Requirement | What follows is a set of records, each of which is to be written out exactly.

-- Records provided start --

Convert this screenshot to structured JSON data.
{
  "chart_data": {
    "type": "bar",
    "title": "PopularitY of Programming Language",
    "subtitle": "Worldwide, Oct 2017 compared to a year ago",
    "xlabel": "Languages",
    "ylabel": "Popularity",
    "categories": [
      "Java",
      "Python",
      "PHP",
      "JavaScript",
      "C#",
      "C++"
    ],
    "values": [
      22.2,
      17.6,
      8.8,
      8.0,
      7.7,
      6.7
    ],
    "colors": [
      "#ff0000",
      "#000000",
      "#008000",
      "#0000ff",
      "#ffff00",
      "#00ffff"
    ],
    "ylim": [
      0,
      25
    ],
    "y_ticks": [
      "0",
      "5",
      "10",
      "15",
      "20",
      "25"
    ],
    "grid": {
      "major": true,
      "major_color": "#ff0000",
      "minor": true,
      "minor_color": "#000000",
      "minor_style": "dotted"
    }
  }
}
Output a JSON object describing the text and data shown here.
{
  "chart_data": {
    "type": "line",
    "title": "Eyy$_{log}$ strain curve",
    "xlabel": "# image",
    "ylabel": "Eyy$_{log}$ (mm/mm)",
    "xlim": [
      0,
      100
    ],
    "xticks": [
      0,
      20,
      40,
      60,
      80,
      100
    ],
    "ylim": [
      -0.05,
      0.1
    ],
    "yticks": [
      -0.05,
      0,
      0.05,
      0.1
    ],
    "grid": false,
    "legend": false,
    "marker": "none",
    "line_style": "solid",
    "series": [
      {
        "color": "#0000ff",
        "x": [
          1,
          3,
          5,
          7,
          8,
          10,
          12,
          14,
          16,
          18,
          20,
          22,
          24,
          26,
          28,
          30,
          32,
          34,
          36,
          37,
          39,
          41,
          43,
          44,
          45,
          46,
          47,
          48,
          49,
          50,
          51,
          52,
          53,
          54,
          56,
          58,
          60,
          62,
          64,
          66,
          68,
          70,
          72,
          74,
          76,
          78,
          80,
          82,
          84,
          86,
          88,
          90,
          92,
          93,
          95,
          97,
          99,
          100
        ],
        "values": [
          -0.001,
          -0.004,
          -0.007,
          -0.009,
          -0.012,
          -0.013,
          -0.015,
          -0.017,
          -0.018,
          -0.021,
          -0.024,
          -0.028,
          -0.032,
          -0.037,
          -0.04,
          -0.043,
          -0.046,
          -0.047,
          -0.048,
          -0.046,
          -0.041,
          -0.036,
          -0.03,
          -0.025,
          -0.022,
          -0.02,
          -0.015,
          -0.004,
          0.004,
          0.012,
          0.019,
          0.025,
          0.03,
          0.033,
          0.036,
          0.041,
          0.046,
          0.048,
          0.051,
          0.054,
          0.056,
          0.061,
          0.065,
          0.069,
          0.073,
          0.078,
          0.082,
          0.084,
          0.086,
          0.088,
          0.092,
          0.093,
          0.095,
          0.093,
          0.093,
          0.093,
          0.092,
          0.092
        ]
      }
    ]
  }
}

-- Records provided end --

The completed task |
Convert this screenshot to structured JSON data.
{
  "chart_data": {
    "type": "bar",
    "title": "PopularitY of Programming Language",
    "subtitle": "Worldwide, Oct 2017 compared to a year ago",
    "xlabel": "Languages",
    "ylabel": "Popularity",
    "categories": [
      "Java",
      "Python",
      "PHP",
      "JavaScript",
      "C#",
      "C++"
    ],
    "values": [
      22.2,
      17.6,
      8.8,
      8.0,
      7.7,
      6.7
    ],
    "colors": [
      "#ff0000",
      "#000000",
      "#008000",
      "#0000ff",
      "#ffff00",
      "#00ffff"
    ],
    "ylim": [
      0,
      25
    ],
    "y_ticks": [
      "0",
      "5",
      "10",
      "15",
      "20",
      "25"
    ],
    "grid": {
      "major": true,
      "major_color": "#ff0000",
      "minor": true,
      "minor_color": "#000000",
      "minor_style": "dotted"
    }
  }
}
Output a JSON object describing the text and data shown here.
{
  "chart_data": {
    "type": "line",
    "title": "Eyy$_{log}$ strain curve",
    "xlabel": "# image",
    "ylabel": "Eyy$_{log}$ (mm/mm)",
    "xlim": [
      0,
      100
    ],
    "xticks": [
      0,
      20,
      40,
      60,
      80,
      100
    ],
    "ylim": [
      -0.05,
      0.1
    ],
    "yticks": [
      -0.05,
      0,
      0.05,
      0.1
    ],
    "grid": false,
    "legend": false,
    "marker": "none",
    "line_style": "solid",
    "series": [
      {
        "color": "#0000ff",
        "x": [
          1,
          3,
          5,
          7,
          8,
          10,
          12,
          14,
          16,
          18,
          20,
          22,
          24,
          26,
          28,
          30,
          32,
          34,
          36,
          37,
          39,
          41,
          43,
          44,
          45,
          46,
          47,
          48,
          49,
          50,
          51,
          52,
          53,
          54,
          56,
          58,
          60,
          62,
          64,
          66,
          68,
          70,
          72,
          74,
          76,
          78,
          80,
          82,
          84,
          86,
          88,
          90,
          92,
          93,
          95,
          97,
          99,
          100
        ],
        "values": [
          -0.001,
          -0.004,
          -0.007,
          -0.009,
          -0.012,
          -0.013,
          -0.015,
          -0.017,
          -0.018,
          -0.021,
          -0.024,
          -0.028,
          -0.032,
          -0.037,
          -0.04,
          -0.043,
          -0.046,
          -0.047,
          -0.048,
          -0.046,
          -0.041,
          -0.036,
          -0.03,
          -0.025,
          -0.022,
          -0.02,
          -0.015,
          -0.004,
          0.004,
          0.012,
          0.019,
          0.025,
          0.03,
          0.033,
          0.036,
          0.041,
          0.046,
          0.048,
          0.051,
          0.054,
          0.056,
          0.061,
          0.065,
          0.069,
          0.073,
          0.078,
          0.082,
          0.084,
          0.086,
          0.088,
          0.092,
          0.093,
          0.095,
          0.093,
          0.093,
          0.093,
          0.092,
          0.092
        ]
      }
    ]
  }
}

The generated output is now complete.